[BEGIN]

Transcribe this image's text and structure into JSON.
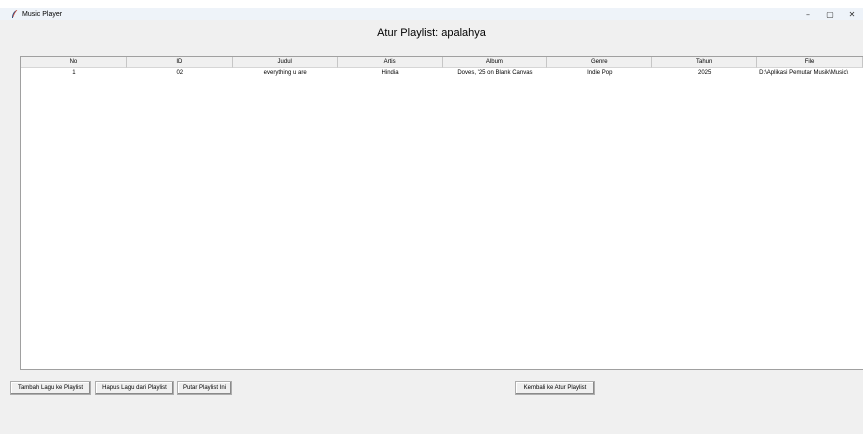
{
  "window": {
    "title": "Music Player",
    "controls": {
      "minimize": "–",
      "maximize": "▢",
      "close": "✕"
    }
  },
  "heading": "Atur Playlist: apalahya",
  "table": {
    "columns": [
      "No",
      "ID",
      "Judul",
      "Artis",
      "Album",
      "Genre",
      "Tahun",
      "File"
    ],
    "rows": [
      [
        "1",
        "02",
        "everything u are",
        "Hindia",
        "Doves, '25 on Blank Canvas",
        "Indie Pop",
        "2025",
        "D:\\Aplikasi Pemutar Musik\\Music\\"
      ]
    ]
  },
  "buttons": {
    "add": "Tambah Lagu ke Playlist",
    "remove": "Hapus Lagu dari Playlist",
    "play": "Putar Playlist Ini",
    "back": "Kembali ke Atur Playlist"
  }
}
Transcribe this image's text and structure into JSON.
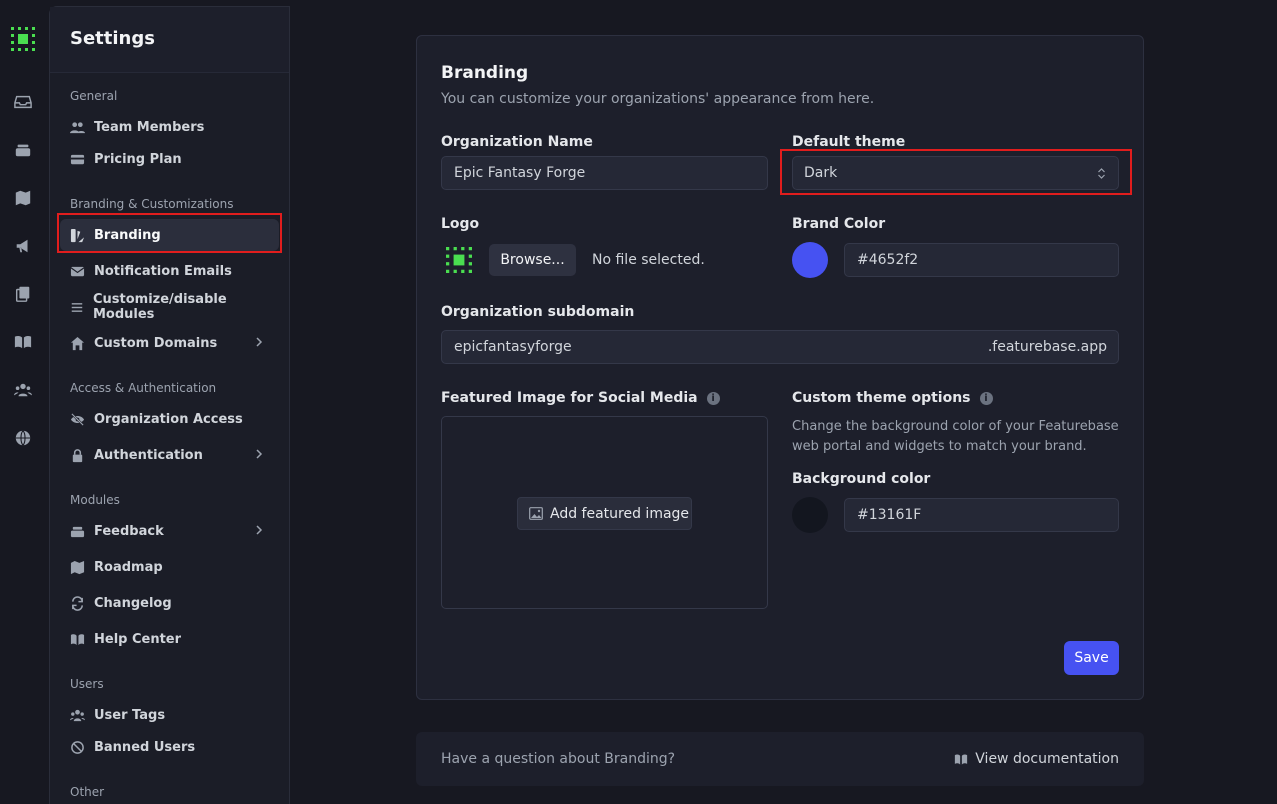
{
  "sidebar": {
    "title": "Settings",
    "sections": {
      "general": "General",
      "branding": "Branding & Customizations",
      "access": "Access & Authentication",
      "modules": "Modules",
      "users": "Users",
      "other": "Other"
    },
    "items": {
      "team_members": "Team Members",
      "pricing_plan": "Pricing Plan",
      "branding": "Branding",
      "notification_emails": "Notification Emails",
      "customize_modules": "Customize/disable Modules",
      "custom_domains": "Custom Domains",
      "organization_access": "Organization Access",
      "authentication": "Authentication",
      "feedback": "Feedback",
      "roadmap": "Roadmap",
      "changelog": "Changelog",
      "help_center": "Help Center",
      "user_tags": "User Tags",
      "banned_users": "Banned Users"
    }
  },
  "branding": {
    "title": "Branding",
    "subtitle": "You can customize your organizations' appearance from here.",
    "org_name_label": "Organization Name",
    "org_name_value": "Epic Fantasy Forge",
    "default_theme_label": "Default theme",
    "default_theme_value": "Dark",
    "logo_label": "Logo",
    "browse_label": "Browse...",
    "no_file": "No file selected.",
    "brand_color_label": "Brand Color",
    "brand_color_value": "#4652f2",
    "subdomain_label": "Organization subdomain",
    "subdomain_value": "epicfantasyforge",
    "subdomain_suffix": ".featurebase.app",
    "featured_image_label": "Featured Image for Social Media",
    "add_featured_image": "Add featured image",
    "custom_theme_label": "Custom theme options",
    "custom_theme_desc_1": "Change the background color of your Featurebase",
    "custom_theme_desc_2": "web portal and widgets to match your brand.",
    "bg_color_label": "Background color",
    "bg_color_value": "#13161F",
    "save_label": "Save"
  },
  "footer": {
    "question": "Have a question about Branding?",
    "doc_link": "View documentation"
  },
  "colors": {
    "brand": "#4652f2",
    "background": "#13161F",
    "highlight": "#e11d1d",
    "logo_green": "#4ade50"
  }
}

[END]

* **WHAT YOU HAVE TO DO**:
Give the number of lines in the listing above that contain "Music", and nothing else.

* **CORRECT RESPONSE**:
2